Lines of data:
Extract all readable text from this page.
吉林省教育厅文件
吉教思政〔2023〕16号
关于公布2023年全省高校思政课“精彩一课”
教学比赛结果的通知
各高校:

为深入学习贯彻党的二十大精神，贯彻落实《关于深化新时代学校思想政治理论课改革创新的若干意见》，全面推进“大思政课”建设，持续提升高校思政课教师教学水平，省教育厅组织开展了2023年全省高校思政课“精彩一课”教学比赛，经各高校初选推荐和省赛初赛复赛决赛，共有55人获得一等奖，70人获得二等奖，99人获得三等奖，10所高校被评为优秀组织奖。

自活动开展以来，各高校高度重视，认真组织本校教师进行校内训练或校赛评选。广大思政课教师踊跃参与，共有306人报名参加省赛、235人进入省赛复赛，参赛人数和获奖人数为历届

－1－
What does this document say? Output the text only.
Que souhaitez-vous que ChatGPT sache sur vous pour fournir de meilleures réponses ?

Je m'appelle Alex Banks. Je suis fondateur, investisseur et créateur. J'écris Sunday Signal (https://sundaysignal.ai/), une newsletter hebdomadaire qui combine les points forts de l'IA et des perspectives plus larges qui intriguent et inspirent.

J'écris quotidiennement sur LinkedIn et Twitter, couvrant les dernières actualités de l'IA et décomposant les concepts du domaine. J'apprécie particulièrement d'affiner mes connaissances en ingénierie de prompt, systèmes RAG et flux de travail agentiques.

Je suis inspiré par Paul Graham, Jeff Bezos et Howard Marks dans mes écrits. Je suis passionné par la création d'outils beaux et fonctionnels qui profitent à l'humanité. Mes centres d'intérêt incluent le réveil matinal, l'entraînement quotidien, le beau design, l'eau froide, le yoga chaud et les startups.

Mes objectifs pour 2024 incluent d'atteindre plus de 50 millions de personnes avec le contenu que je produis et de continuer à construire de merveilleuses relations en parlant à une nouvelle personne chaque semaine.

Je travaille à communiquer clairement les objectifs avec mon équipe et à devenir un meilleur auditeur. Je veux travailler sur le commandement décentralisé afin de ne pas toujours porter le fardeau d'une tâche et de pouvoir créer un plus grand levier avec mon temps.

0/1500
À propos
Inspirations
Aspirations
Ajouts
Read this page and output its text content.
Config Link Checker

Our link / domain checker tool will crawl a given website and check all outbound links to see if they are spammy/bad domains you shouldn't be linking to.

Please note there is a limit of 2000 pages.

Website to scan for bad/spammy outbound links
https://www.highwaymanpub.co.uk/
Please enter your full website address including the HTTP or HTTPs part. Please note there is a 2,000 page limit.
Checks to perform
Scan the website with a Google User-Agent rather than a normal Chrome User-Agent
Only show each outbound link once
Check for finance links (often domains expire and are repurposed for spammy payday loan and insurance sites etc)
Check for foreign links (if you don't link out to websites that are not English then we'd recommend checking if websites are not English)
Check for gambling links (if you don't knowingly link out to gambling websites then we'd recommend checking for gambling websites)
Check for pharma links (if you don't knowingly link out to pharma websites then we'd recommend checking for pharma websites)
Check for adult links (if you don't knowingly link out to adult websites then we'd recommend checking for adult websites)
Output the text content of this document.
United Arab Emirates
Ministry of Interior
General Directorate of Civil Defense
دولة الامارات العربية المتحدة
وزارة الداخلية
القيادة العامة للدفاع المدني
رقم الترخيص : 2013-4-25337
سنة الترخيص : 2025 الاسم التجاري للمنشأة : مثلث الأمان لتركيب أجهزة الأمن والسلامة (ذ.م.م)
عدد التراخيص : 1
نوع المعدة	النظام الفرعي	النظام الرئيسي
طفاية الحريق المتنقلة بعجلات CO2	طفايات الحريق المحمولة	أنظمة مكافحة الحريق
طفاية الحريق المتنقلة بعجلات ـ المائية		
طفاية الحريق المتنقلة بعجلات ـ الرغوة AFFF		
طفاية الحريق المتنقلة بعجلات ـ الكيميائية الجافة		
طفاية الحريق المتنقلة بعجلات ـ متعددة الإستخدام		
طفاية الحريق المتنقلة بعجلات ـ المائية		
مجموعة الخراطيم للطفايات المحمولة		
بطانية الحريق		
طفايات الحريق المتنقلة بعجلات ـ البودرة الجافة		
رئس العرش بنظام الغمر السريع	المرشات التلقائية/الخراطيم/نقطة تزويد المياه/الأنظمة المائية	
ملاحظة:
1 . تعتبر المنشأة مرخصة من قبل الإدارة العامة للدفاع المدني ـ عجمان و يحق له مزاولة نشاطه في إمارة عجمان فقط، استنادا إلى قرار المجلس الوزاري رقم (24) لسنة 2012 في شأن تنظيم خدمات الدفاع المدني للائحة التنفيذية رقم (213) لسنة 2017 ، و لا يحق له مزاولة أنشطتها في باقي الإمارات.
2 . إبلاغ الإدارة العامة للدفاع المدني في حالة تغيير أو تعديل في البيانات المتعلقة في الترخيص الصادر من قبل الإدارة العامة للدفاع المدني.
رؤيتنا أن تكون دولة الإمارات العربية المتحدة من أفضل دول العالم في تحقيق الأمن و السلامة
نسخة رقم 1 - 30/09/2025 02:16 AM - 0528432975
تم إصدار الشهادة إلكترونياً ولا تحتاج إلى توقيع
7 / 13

OBJECTIVE: Each line of the data that includes the word "websites" counts once; report the total and nothing more.

RESULT OF THIS TASK: 4